Ce que la rupture coûte vraiment à votre employeur

Voici l’angle que la plupart des salariés ignorent et qui pèse pourtant dans la négociation. Depuis le 1er janvier 2026, la loi de financement de la Sécurité sociale a relevé la contribution patronale de 30 % à 40 % sur la fraction de l’indemnité exonérée de cotisations sociales. La date qui compte est celle de la rupture effective du contrat, pas celle de la signature.

Reprenons Julie : ses 10 000 € sont intégralement exonérés de cotisations, donc l’employeur verse 4 000 € de contribution en plus. Coût total : 14 000 € pour 9 641 € nets dans la poche de la salariée. Pour Marc, la facture employeur grimpe à 42 000 €. Connaître ce chiffre vous donne un repère réaliste : quand votre employeur affirme que votre demande coûte trop cher, vous savez exactement de combien on parle et vous pouvez proposer des contreparties non monétaires (dispense de préavis, formation, outplacement).
= = = = =
Travail demandé:
Reprenez le texte sur le coût de la rupture pour l'employeur à la suite de sa dernière phrase, et prolongez-le dans le même ton.

Données à examiner:
= = = = =
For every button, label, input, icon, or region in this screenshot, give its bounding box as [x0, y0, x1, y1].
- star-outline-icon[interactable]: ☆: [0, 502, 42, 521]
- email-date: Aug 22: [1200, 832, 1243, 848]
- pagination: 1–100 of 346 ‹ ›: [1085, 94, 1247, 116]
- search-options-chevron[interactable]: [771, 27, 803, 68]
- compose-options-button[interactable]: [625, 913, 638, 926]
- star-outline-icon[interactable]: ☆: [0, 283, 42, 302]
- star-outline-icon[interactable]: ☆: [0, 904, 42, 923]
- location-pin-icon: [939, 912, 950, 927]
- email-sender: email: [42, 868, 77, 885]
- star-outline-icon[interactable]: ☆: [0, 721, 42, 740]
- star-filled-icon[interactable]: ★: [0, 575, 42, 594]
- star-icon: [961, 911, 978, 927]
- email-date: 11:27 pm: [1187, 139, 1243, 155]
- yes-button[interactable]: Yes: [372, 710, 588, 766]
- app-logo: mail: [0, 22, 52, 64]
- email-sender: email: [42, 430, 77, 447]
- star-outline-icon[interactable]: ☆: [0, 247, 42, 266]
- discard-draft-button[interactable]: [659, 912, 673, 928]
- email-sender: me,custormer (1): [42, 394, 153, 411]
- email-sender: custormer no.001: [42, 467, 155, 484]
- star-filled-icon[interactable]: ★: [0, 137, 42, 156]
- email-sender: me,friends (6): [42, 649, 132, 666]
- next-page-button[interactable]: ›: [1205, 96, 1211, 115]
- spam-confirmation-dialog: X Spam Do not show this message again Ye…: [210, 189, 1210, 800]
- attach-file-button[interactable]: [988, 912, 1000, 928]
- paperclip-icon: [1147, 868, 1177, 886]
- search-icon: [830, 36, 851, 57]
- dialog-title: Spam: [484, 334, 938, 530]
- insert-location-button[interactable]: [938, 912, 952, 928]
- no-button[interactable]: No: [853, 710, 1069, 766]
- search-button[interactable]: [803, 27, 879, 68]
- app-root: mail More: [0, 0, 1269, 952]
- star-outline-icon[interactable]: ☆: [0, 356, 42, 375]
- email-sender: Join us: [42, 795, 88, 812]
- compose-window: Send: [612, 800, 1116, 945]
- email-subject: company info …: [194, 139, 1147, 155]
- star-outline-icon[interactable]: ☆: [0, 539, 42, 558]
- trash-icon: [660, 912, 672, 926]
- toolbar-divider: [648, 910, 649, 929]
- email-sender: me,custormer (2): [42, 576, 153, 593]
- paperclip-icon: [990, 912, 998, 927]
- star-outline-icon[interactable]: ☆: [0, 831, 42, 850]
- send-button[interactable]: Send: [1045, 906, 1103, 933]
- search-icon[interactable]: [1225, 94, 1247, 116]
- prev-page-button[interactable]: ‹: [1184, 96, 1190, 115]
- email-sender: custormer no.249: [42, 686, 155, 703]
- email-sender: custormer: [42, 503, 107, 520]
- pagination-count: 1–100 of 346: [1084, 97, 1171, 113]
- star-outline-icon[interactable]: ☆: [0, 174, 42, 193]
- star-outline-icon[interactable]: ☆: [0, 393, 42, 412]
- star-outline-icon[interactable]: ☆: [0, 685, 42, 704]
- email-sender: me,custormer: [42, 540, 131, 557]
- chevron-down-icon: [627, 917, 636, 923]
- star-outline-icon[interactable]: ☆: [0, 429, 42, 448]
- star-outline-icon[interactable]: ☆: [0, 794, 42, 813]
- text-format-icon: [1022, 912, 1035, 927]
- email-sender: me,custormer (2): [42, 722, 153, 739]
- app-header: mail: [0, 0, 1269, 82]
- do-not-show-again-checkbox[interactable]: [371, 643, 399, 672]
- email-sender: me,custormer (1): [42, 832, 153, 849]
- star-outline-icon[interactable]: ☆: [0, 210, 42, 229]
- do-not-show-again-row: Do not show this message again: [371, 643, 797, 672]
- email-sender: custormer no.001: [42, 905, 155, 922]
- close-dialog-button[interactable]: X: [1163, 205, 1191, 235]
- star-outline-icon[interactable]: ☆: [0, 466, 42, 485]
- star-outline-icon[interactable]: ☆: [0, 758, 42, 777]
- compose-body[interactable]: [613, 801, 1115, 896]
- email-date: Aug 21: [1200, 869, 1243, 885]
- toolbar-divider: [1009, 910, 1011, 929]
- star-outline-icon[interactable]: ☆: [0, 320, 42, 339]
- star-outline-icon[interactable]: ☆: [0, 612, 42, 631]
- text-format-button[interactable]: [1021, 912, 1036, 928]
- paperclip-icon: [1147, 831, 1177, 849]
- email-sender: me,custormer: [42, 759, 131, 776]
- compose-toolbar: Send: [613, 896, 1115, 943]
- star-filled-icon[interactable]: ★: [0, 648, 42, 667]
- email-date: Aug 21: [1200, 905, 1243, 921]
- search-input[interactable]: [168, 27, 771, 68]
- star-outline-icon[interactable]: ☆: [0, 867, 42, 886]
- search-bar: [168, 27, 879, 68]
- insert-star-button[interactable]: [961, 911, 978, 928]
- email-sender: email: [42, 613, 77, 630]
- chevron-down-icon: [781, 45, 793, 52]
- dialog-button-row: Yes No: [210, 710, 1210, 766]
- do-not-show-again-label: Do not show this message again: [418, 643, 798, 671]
= = = = =
Réponse proposée:
Cette hausse de 10 points vise officiellement à freiner les ruptures dites de confort. Concrètement, certains employeurs deviennent plus réticents à signer en 2026 : présentez votre demande avec un montant argumenté plutôt qu'une fourchette large, vous gagnerez en crédibilité.

Réforme 2026 : la durée du chômage après rupture conventionnelle va baisser

C’est le changement le plus lourd de conséquences depuis la création du dispositif en 2008. L’avenant du 25 février 2026 à la convention d’assurance chômage, signé par la CFDT, la CFTC, FO et les trois organisations patronales, crée une durée d’indemnisation propre à la rupture conventionnelle individuelle. Le projet de loi de transposition a été adopté par l’Assemblée nationale en deuxième lecture le 2 juin 2026, pour une entrée en vigueur visée en septembre 2026.

Après une rupture conventionnelle, la durée maximale d'ARE passera à 15 mois avant 55 ans (contre 18 mois aujourd'hui) et à 20,5 mois à partir de 55 ans (contre 22,5 à 27 mois selon l'âge). Un licenciement conservera les durées actuelles.

Cette différenciation change l’équation pour les salariés sans projet immédiat : signer avant ou après l’entrée en vigueur peut représenter jusqu’à 3 mois d’allocations d’écart, voire 6,5 mois pour les seniors. Si une rupture est déjà sur la table, le calendrier devient un argument de négociation à part entière. Un accompagnement renforcé par France Travail et une clause de revoyure en cas de remontée du chômage au-delà de 9 % complètent le dispositif.

Questions fréquentes

Comment calculer l’indemnité de rupture conventionnelle en 2026 ?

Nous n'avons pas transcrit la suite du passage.